● Exercise details
Below are entries. Pull out all lines containing "Click".
########################################
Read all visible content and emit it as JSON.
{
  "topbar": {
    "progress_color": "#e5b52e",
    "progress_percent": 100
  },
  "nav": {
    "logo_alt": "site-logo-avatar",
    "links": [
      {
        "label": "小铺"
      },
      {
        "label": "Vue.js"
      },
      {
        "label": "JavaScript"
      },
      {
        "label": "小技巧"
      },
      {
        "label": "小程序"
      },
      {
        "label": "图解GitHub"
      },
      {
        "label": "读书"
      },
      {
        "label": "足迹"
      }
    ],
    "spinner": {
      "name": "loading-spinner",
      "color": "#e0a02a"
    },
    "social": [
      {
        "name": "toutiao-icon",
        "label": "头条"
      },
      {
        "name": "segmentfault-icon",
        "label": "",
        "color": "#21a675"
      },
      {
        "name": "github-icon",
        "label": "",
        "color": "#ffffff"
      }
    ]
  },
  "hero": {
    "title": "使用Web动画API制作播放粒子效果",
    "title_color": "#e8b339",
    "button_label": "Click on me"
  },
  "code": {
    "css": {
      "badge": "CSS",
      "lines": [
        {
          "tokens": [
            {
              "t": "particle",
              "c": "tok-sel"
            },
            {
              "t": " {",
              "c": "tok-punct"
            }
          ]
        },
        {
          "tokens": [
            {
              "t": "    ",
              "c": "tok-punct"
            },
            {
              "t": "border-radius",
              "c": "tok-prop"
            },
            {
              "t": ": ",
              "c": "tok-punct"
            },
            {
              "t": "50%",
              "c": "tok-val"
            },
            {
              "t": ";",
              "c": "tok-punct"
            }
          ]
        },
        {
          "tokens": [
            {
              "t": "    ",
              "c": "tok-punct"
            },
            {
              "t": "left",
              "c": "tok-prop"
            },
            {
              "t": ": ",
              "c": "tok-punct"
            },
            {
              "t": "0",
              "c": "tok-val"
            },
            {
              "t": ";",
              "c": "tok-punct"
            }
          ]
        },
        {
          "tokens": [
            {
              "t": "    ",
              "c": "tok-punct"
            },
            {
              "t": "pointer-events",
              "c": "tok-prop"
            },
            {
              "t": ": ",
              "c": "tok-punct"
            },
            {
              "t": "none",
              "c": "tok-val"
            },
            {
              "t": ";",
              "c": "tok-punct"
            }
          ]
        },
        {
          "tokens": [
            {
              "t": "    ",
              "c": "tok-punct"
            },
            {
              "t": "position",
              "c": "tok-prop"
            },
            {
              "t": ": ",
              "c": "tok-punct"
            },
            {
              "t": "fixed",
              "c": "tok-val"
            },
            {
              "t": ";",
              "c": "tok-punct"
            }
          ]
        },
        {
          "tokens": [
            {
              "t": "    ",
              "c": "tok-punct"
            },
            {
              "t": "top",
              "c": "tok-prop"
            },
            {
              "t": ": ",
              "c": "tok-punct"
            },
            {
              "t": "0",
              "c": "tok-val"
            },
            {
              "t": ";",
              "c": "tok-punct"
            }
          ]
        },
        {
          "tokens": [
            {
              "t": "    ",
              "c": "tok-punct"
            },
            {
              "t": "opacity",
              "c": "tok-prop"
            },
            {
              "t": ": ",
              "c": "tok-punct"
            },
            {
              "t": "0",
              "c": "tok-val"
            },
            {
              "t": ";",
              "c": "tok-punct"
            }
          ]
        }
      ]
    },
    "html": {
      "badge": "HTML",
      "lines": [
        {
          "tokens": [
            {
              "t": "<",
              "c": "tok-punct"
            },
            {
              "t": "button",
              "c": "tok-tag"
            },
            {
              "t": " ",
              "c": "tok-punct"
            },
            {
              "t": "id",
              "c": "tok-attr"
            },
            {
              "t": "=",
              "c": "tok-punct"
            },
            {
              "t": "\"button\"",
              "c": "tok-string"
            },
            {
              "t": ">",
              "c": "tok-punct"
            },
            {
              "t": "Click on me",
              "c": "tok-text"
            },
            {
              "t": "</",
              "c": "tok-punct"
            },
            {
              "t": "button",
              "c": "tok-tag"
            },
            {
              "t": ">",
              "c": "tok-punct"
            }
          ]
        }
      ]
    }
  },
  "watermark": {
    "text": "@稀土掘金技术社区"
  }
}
########################################
● Written answer
    "button_label": "Click on me"
              "t": "Click on me",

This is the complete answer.